======== Extracted entries

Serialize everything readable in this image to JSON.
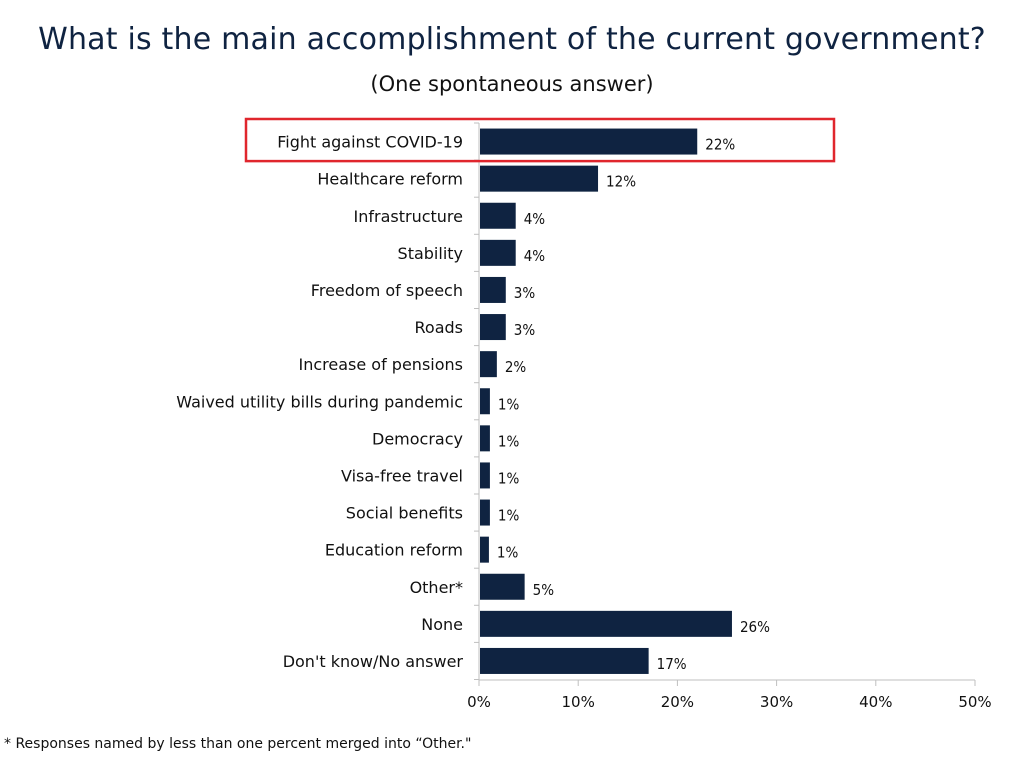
{
  "chart_data": {
    "type": "bar",
    "orientation": "horizontal",
    "title": "What is the main accomplishment of the current government?",
    "subtitle": "(One spontaneous answer)",
    "categories": [
      "Fight against COVID-19",
      "Healthcare reform",
      "Infrastructure",
      "Stability",
      "Freedom of speech",
      "Roads",
      "Increase of pensions",
      "Waived utility bills during pandemic",
      "Democracy",
      "Visa-free travel",
      "Social benefits",
      "Education reform",
      "Other*",
      "None",
      "Don't know/No answer"
    ],
    "values": [
      22,
      12,
      4,
      4,
      3,
      3,
      2,
      1,
      1,
      1,
      1,
      1,
      5,
      26,
      17
    ],
    "value_labels": [
      "22%",
      "12%",
      "4%",
      "4%",
      "3%",
      "3%",
      "2%",
      "1%",
      "1%",
      "1%",
      "1%",
      "1%",
      "5%",
      "26%",
      "17%"
    ],
    "bar_lengths": [
      22,
      12,
      3.7,
      3.7,
      2.7,
      2.7,
      1.8,
      1.1,
      1.1,
      1.1,
      1.1,
      1.0,
      4.6,
      25.5,
      17.1
    ],
    "xlim": [
      0,
      50
    ],
    "xticks": [
      0,
      10,
      20,
      30,
      40,
      50
    ],
    "xtick_labels": [
      "0%",
      "10%",
      "20%",
      "30%",
      "40%",
      "50%"
    ],
    "xlabel": "",
    "ylabel": "",
    "grid": false,
    "highlighted_category": "Fight against COVID-19",
    "colors": {
      "bar": "#0f2341",
      "highlight_box": "#e0262d",
      "axis": "#bfbfbf"
    },
    "footnote": "* Responses named by less than one percent merged into “Other.\""
  }
}
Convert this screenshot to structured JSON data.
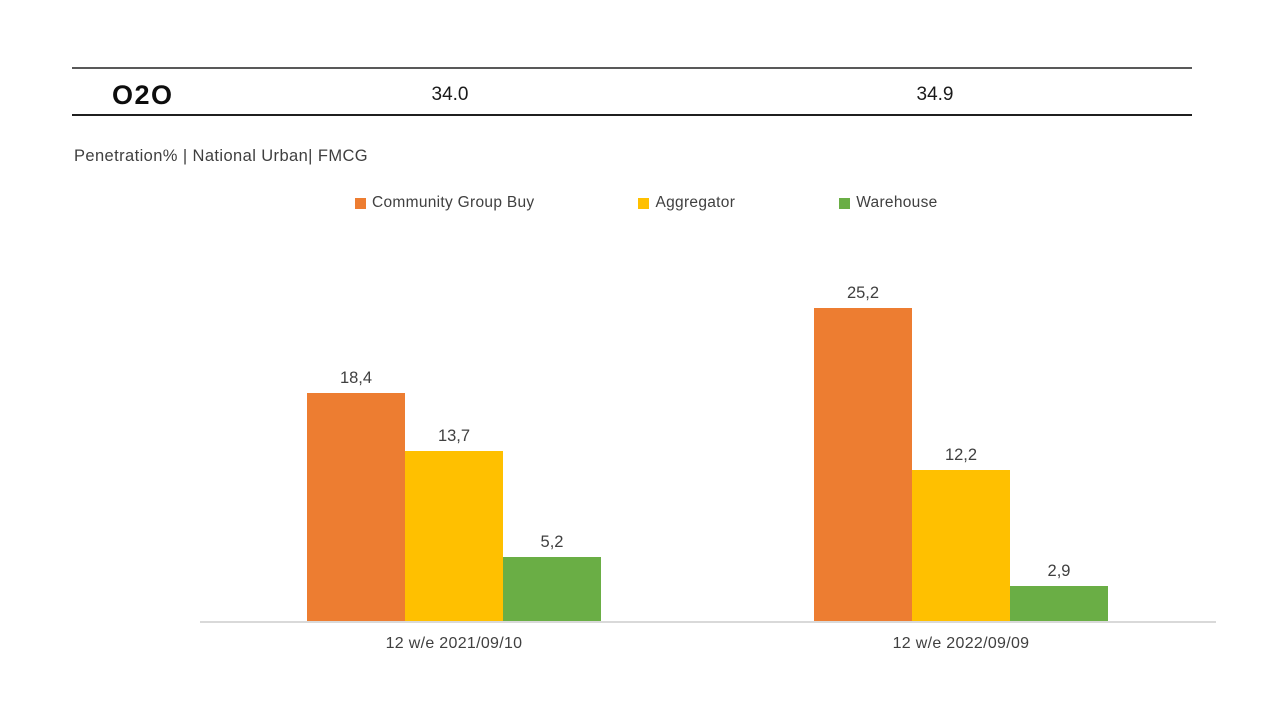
{
  "header": {
    "title": "O2O",
    "total_left": "34.0",
    "total_right": "34.9"
  },
  "subtitle": "Penetration% | National Urban| FMCG",
  "chart_data": {
    "type": "bar",
    "title": "O2O Penetration% | National Urban | FMCG",
    "categories": [
      "12 w/e 2021/09/10",
      "12 w/e 2022/09/09"
    ],
    "series": [
      {
        "name": "Community Group Buy",
        "color": "#ED7D31",
        "values": [
          18.4,
          25.2
        ],
        "labels": [
          "18,4",
          "25,2"
        ]
      },
      {
        "name": "Aggregator",
        "color": "#FFC000",
        "values": [
          13.7,
          12.2
        ],
        "labels": [
          "13,7",
          "12,2"
        ]
      },
      {
        "name": "Warehouse",
        "color": "#6AAE45",
        "values": [
          5.2,
          2.9
        ],
        "labels": [
          "5,2",
          "2,9"
        ]
      }
    ],
    "group_totals": [
      "34.0",
      "34.9"
    ],
    "xlabel": "",
    "ylabel": "Penetration %",
    "ylim": [
      0,
      28
    ],
    "grid": false,
    "legend_position": "top",
    "value_format": "comma-decimal",
    "axis_line_color": "#D9D9D9",
    "label_color": "#404040"
  }
}
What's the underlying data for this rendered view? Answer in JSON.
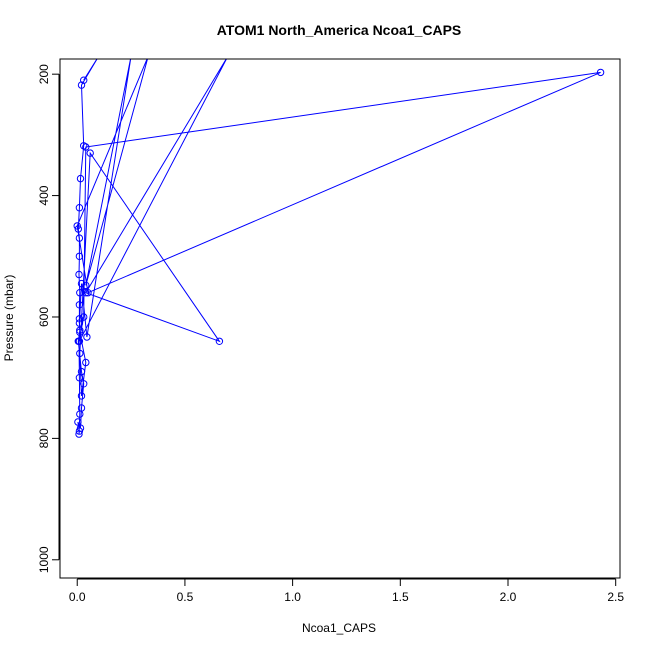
{
  "chart_data": {
    "type": "line",
    "title": "ATOM1 North_America Ncoa1_CAPS",
    "xlabel": "Ncoa1_CAPS",
    "ylabel": "Pressure (mbar)",
    "xlim": [
      -0.08,
      2.52
    ],
    "ylim": [
      1030,
      175
    ],
    "y_reversed": true,
    "grid": false,
    "legend": "none",
    "color": "#0000ff",
    "x_ticks": [
      0,
      0.5,
      1,
      1.5,
      2,
      2.5
    ],
    "x_tick_labels": [
      "0.0",
      "0.5",
      "1.0",
      "1.5",
      "2.0",
      "2.5"
    ],
    "y_ticks": [
      200,
      400,
      600,
      800,
      1000
    ],
    "y_tick_labels": [
      "200",
      "400",
      "600",
      "800",
      "1000"
    ],
    "series": [
      {
        "points": [
          {
            "x": 0.03,
            "y": 210
          },
          {
            "x": 0.1,
            "y": 170
          },
          {
            "x": 0.02,
            "y": 218
          },
          {
            "x": 0.03,
            "y": 318
          },
          {
            "x": 0.015,
            "y": 372
          },
          {
            "x": 0.01,
            "y": 420
          },
          {
            "x": 0.005,
            "y": 455
          },
          {
            "x": 0.01,
            "y": 470
          },
          {
            "x": 0.01,
            "y": 500
          },
          {
            "x": 0.008,
            "y": 530
          },
          {
            "x": 0.012,
            "y": 560
          },
          {
            "x": 0.01,
            "y": 580
          },
          {
            "x": 0.01,
            "y": 603
          },
          {
            "x": 0.012,
            "y": 622
          },
          {
            "x": 0.005,
            "y": 640
          },
          {
            "x": 0.02,
            "y": 690
          },
          {
            "x": 0.03,
            "y": 710
          },
          {
            "x": 0.02,
            "y": 750
          },
          {
            "x": 0.015,
            "y": 783
          },
          {
            "x": 0.003,
            "y": 773
          },
          {
            "x": 0.01,
            "y": 788
          },
          {
            "x": 0.008,
            "y": 793
          },
          {
            "x": 0.012,
            "y": 760
          },
          {
            "x": 0.01,
            "y": 700
          },
          {
            "x": 0.008,
            "y": 640
          },
          {
            "x": 0.03,
            "y": 600
          },
          {
            "x": 0.04,
            "y": 320
          },
          {
            "x": 2.43,
            "y": 197
          },
          {
            "x": 0.05,
            "y": 560
          },
          {
            "x": 0.0,
            "y": 450
          },
          {
            "x": 0.33,
            "y": 170
          },
          {
            "x": 0.04,
            "y": 548
          },
          {
            "x": 0.25,
            "y": 170
          },
          {
            "x": 0.045,
            "y": 633
          },
          {
            "x": 0.02,
            "y": 545
          },
          {
            "x": 0.01,
            "y": 610
          },
          {
            "x": 0.012,
            "y": 625
          },
          {
            "x": 0.04,
            "y": 675
          },
          {
            "x": 0.02,
            "y": 730
          },
          {
            "x": 0.012,
            "y": 660
          },
          {
            "x": 0.06,
            "y": 330
          },
          {
            "x": 0.66,
            "y": 640
          },
          {
            "x": 0.04,
            "y": 560
          },
          {
            "x": 0.7,
            "y": 170
          },
          {
            "x": 0.01,
            "y": 640
          }
        ]
      }
    ]
  }
}
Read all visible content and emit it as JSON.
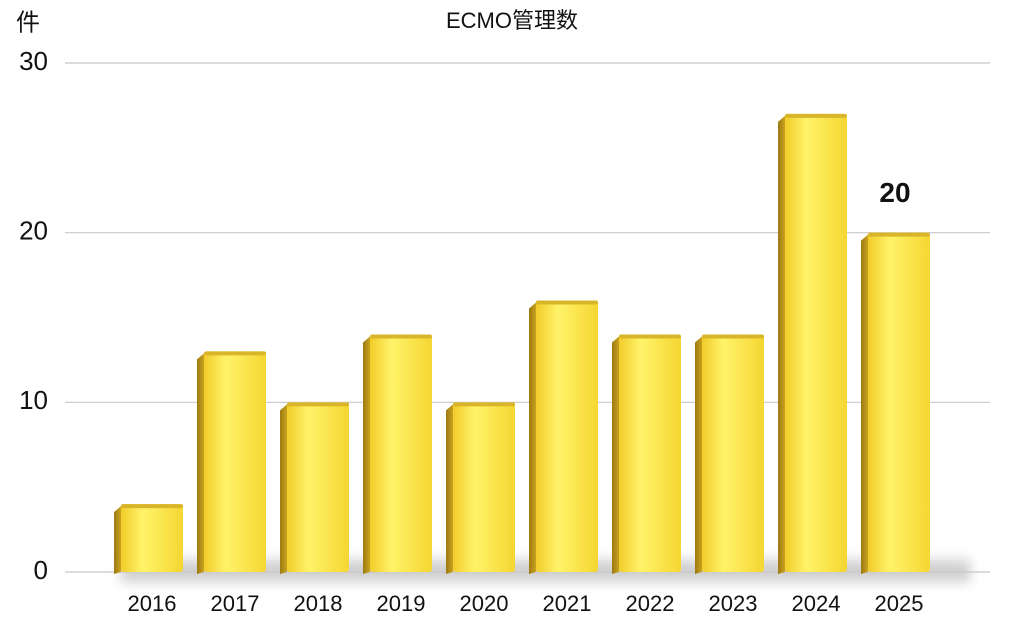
{
  "chart_data": {
    "type": "bar",
    "title": "ECMO管理数",
    "y_label": "件",
    "categories": [
      "2016",
      "2017",
      "2018",
      "2019",
      "2020",
      "2021",
      "2022",
      "2023",
      "2024",
      "2025"
    ],
    "values": [
      4,
      13,
      10,
      14,
      10,
      16,
      14,
      14,
      27,
      20
    ],
    "value_labels": [
      null,
      null,
      null,
      null,
      null,
      null,
      null,
      null,
      null,
      "20"
    ],
    "color": "#fde440",
    "ylim": [
      0,
      30
    ],
    "yticks": [
      0,
      10,
      20,
      30
    ],
    "grid": true
  }
}
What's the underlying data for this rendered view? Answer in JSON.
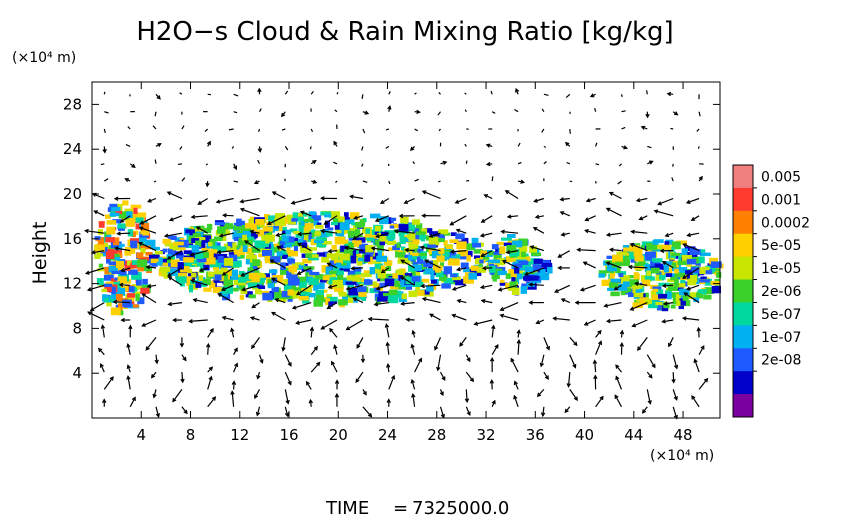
{
  "chart_data": {
    "type": "heatmap",
    "title": "H2O−s Cloud & Rain Mixing Ratio [kg/kg]",
    "ylabel": "Height",
    "y_unit": "(×10⁴ m)",
    "x_unit": "(×10⁴ m)",
    "xlim": [
      0,
      51
    ],
    "ylim": [
      0,
      30
    ],
    "x_ticks": [
      4,
      8,
      12,
      16,
      20,
      24,
      28,
      32,
      36,
      40,
      44,
      48
    ],
    "y_ticks": [
      4,
      8,
      12,
      16,
      20,
      24,
      28
    ],
    "colorbar": {
      "labels": [
        "0.005",
        "0.001",
        "0.0002",
        "5e-05",
        "1e-05",
        "2e-06",
        "5e-07",
        "1e-07",
        "2e-08"
      ],
      "colors": [
        "#f08080",
        "#ff3b2f",
        "#ff7f00",
        "#ffd000",
        "#c8e600",
        "#3ad12a",
        "#00d8a0",
        "#00b0f0",
        "#1e5aff",
        "#0000c8",
        "#7a00a0"
      ]
    },
    "cloud_regions": [
      {
        "x": [
          0,
          4.5
        ],
        "y": [
          9.5,
          19.5
        ],
        "level": "high"
      },
      {
        "x": [
          4.5,
          32
        ],
        "y": [
          10.5,
          18.5
        ],
        "level": "mid"
      },
      {
        "x": [
          32,
          36
        ],
        "y": [
          11.5,
          16.5
        ],
        "level": "mid"
      },
      {
        "x": [
          34,
          37
        ],
        "y": [
          12.5,
          14.5
        ],
        "level": "low"
      },
      {
        "x": [
          41,
          51
        ],
        "y": [
          10,
          16
        ],
        "level": "mid"
      }
    ],
    "overlay": "wind vectors",
    "time_label": "TIME",
    "time_value": "7325000.0"
  }
}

================

▶ What needs to be done: Find the word "Urban" in the data and show each line that holds it.

▶ Solution:
  "subtitle": "Penetration% | National Urban| FMCG",
    "title": "O2O Penetration% | National Urban | FMCG",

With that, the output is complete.